> **Material provided**
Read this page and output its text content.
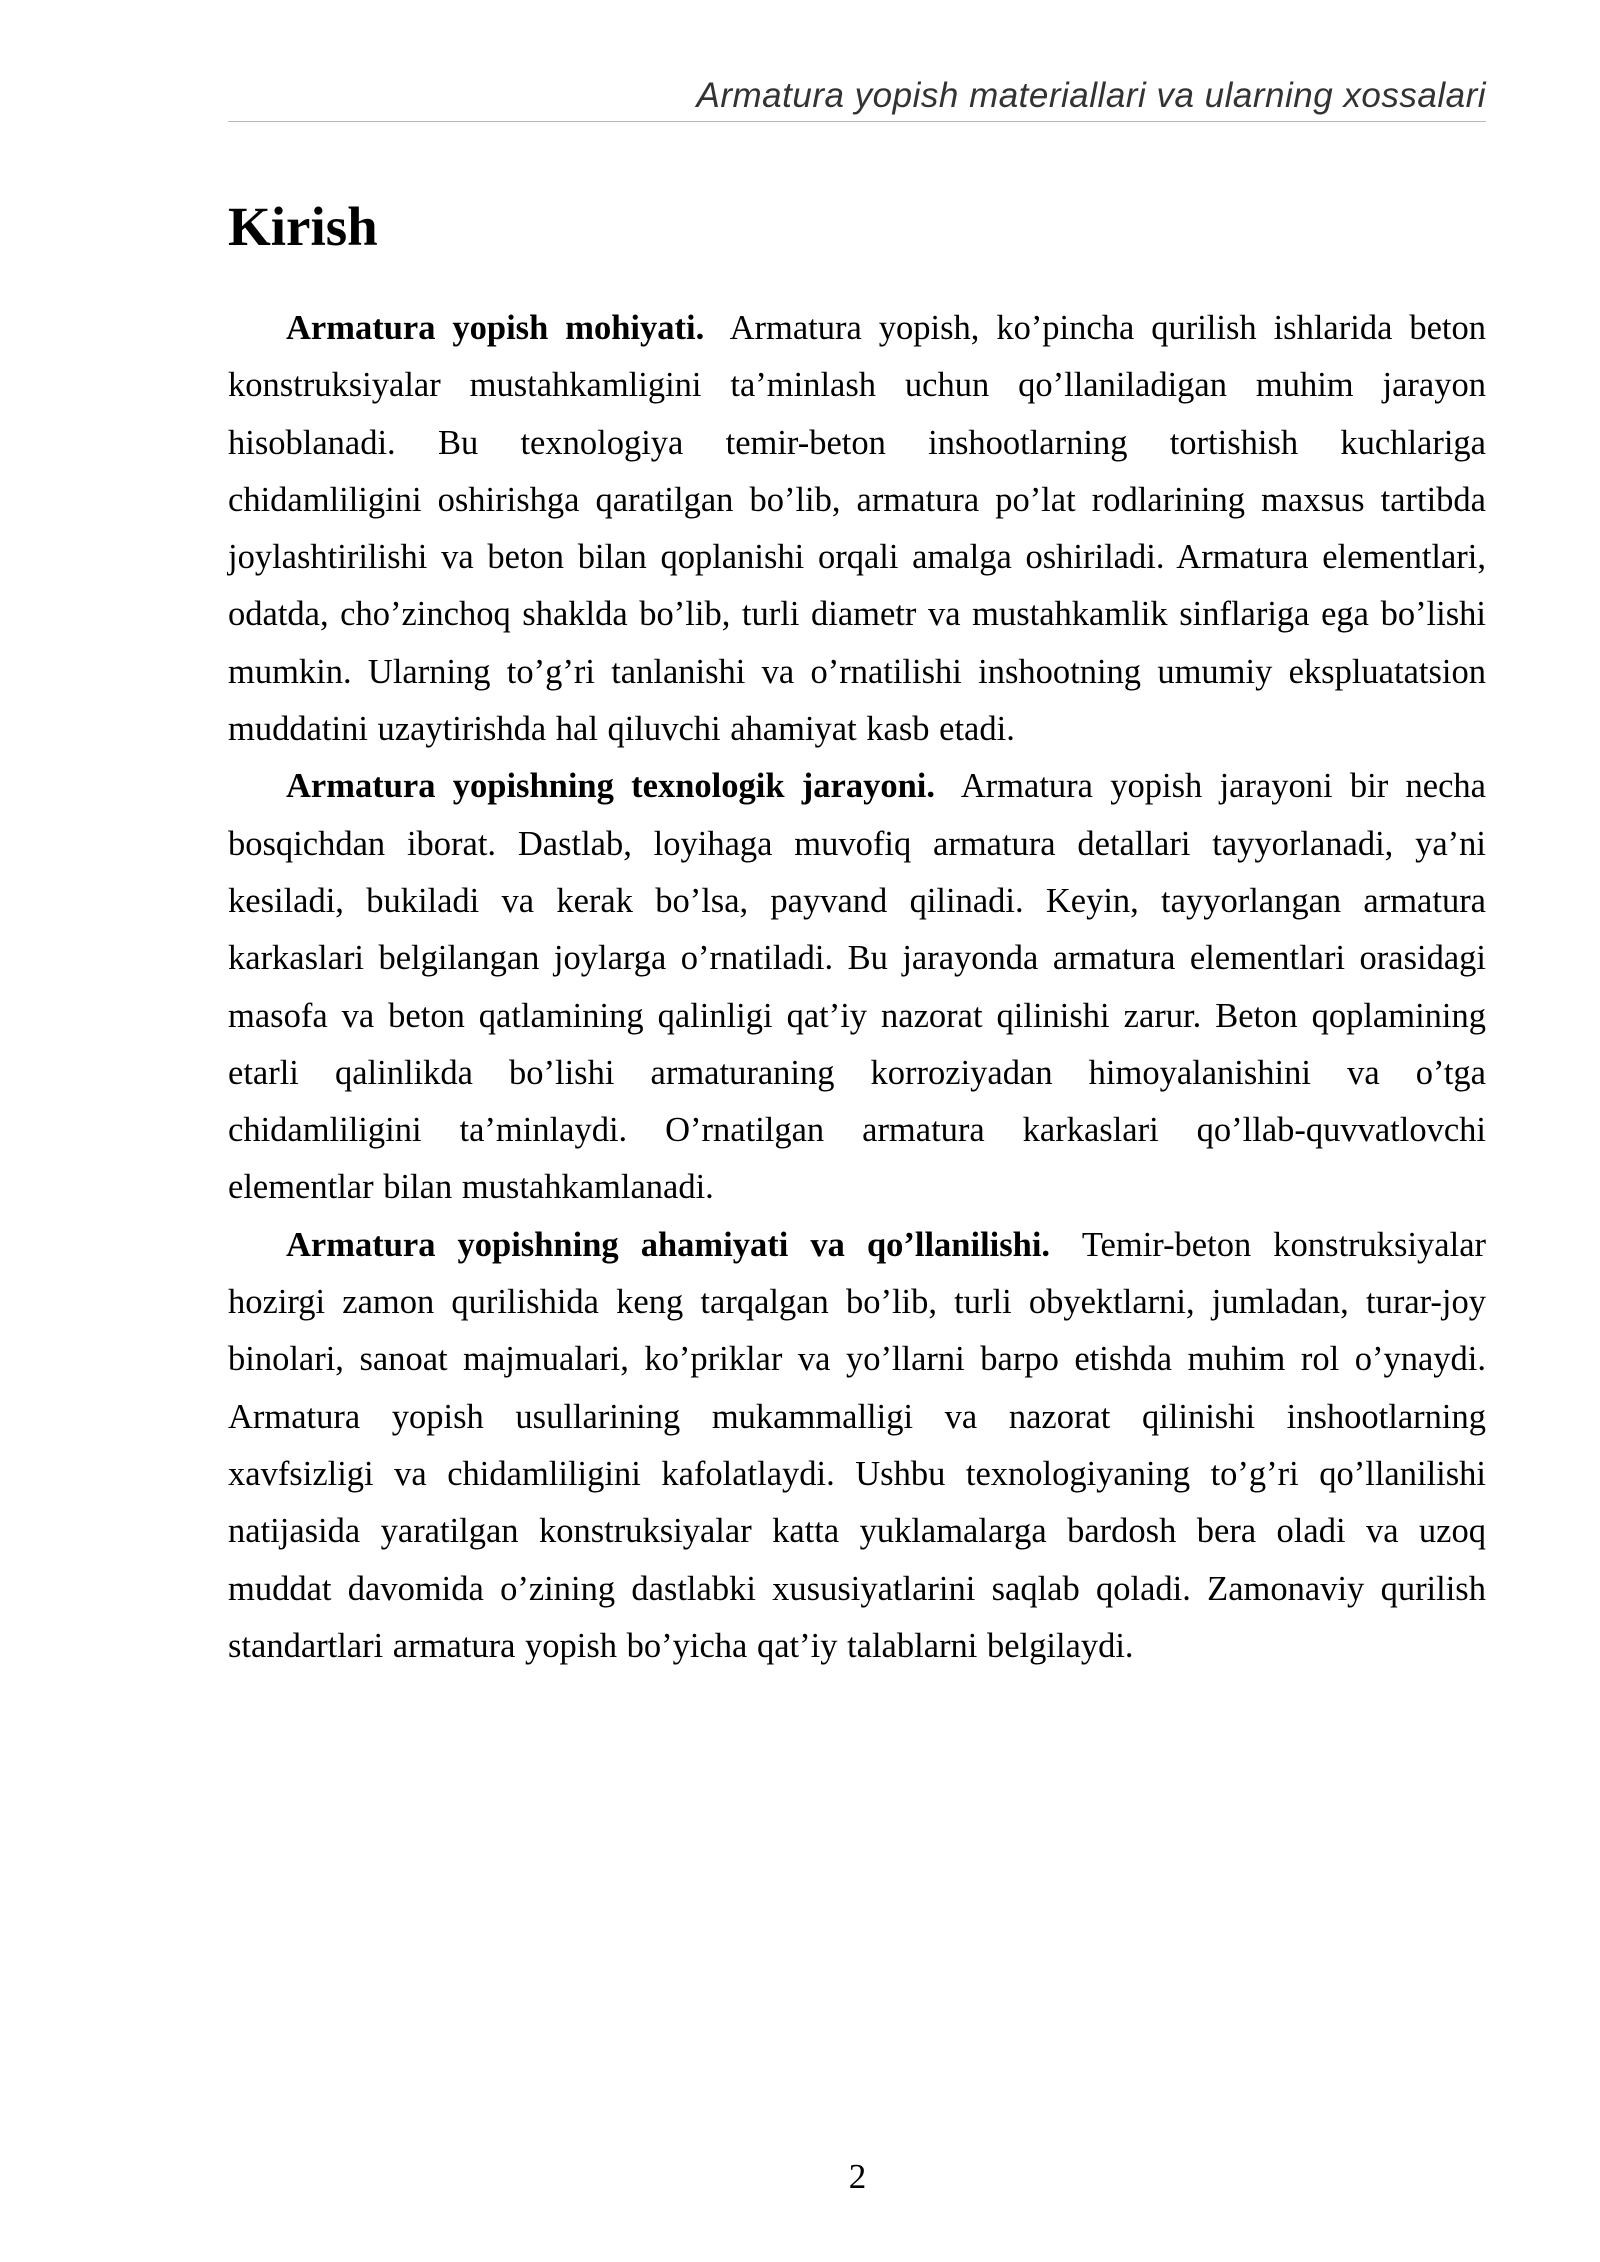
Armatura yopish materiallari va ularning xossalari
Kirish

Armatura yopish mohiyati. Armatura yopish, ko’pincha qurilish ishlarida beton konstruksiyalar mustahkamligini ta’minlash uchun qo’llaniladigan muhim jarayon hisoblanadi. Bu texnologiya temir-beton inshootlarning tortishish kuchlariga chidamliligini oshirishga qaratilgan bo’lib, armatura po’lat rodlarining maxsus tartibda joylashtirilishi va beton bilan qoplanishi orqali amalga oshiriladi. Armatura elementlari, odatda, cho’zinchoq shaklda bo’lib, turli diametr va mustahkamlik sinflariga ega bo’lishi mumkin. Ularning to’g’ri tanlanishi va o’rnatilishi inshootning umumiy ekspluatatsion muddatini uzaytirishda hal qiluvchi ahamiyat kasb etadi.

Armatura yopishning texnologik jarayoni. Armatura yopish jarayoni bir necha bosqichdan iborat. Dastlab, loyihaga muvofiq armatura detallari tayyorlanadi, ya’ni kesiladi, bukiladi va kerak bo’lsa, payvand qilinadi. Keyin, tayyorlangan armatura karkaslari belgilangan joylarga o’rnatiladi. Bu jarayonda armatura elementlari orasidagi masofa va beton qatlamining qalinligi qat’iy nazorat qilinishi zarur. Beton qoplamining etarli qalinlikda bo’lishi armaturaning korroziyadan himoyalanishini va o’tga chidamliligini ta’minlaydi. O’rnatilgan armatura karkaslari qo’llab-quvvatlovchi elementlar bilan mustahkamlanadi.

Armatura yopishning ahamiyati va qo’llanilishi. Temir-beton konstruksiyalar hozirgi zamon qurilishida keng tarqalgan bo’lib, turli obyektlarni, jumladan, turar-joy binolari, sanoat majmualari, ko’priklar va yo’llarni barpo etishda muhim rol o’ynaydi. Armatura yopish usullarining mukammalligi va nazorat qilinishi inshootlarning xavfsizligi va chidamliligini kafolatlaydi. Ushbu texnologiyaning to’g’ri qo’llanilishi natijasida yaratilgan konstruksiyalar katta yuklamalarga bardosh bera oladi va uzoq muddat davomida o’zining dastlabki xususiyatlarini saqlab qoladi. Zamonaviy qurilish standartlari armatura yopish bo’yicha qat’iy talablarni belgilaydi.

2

* * *

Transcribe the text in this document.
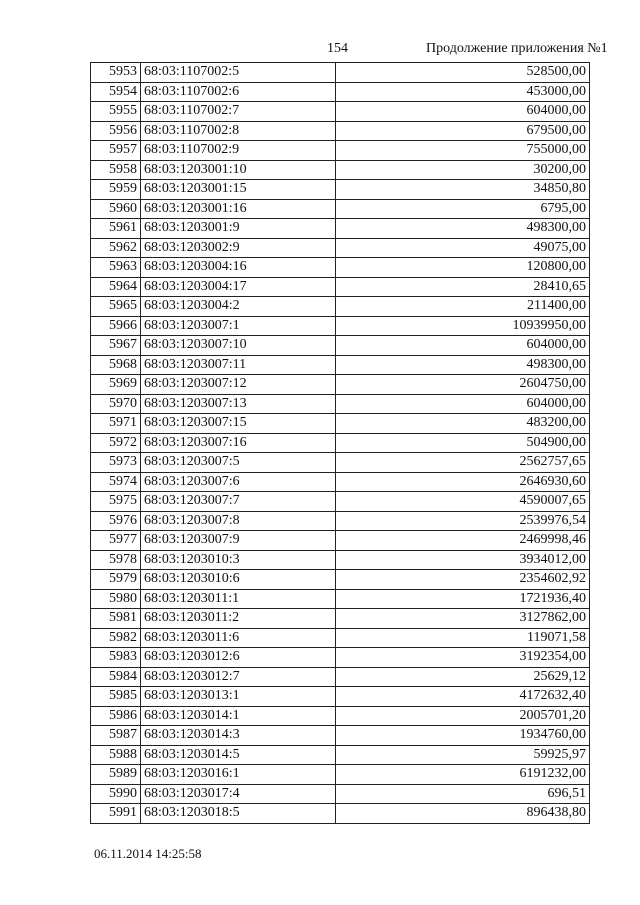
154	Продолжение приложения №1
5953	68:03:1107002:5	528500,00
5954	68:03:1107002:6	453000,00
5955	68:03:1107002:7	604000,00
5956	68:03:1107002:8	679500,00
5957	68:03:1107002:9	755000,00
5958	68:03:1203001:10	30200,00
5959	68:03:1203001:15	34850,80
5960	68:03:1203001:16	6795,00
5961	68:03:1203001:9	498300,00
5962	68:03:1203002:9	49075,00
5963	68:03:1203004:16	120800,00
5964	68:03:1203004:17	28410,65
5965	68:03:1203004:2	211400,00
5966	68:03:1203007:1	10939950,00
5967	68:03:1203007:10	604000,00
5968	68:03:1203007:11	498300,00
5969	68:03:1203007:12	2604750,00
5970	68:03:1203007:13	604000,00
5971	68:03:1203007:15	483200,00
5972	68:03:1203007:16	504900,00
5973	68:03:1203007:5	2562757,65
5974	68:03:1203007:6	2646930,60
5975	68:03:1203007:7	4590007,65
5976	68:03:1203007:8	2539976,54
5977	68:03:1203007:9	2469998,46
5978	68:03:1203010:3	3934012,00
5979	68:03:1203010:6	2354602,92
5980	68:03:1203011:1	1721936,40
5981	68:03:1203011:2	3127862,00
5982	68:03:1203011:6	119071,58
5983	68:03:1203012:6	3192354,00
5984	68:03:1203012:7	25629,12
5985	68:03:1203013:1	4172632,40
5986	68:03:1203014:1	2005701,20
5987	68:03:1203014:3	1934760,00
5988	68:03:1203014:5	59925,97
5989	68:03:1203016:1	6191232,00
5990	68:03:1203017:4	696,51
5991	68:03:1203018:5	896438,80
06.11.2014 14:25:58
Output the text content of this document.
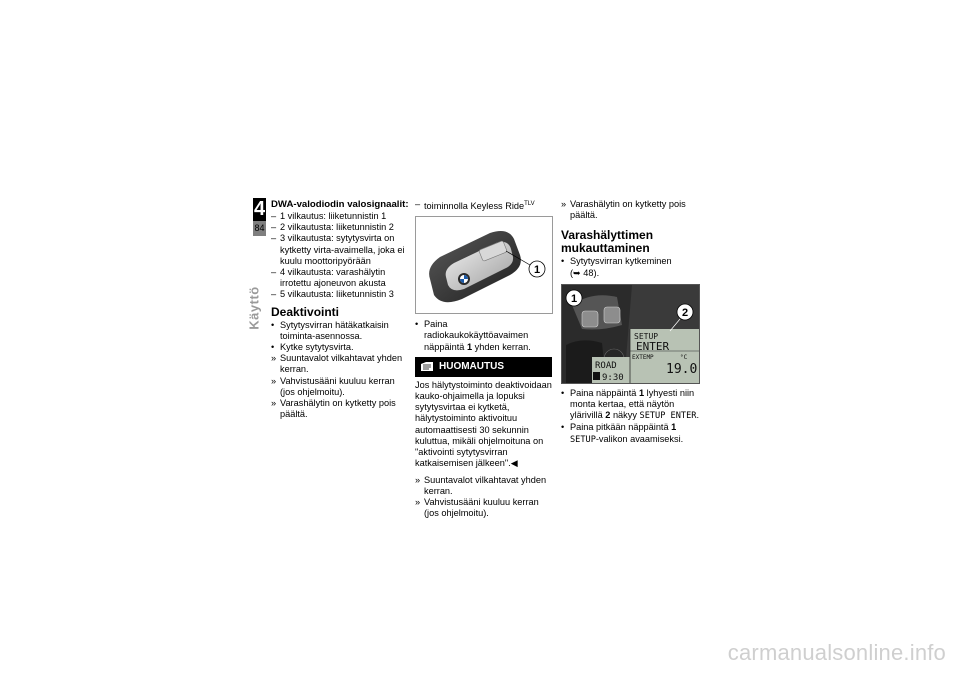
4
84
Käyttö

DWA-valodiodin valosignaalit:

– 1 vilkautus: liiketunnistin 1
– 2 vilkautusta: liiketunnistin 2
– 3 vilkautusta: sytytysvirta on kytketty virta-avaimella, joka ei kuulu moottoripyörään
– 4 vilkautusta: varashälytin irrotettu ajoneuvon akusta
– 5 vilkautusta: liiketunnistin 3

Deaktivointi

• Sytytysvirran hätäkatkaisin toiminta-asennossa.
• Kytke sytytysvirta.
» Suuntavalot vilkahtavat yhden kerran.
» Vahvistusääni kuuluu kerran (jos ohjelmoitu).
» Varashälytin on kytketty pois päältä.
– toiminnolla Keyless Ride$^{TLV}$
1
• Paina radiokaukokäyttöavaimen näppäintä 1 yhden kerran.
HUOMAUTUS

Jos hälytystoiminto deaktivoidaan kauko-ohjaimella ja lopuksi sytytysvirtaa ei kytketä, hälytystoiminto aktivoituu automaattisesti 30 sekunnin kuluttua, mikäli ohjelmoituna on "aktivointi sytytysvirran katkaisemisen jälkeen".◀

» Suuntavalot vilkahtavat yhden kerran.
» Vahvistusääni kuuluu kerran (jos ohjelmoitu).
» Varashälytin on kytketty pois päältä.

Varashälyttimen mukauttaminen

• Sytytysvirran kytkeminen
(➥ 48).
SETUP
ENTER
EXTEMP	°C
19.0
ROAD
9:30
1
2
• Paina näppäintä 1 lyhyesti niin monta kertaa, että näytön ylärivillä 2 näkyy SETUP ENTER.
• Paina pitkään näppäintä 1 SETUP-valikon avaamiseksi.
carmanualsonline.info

> **Description of the task**
From the data, pick out every line that includes "liiketunnistin".

> **Exercise output**
– 1 vilkautus: liiketunnistin 1
– 2 vilkautusta: liiketunnistin 2
– 5 vilkautusta: liiketunnistin 3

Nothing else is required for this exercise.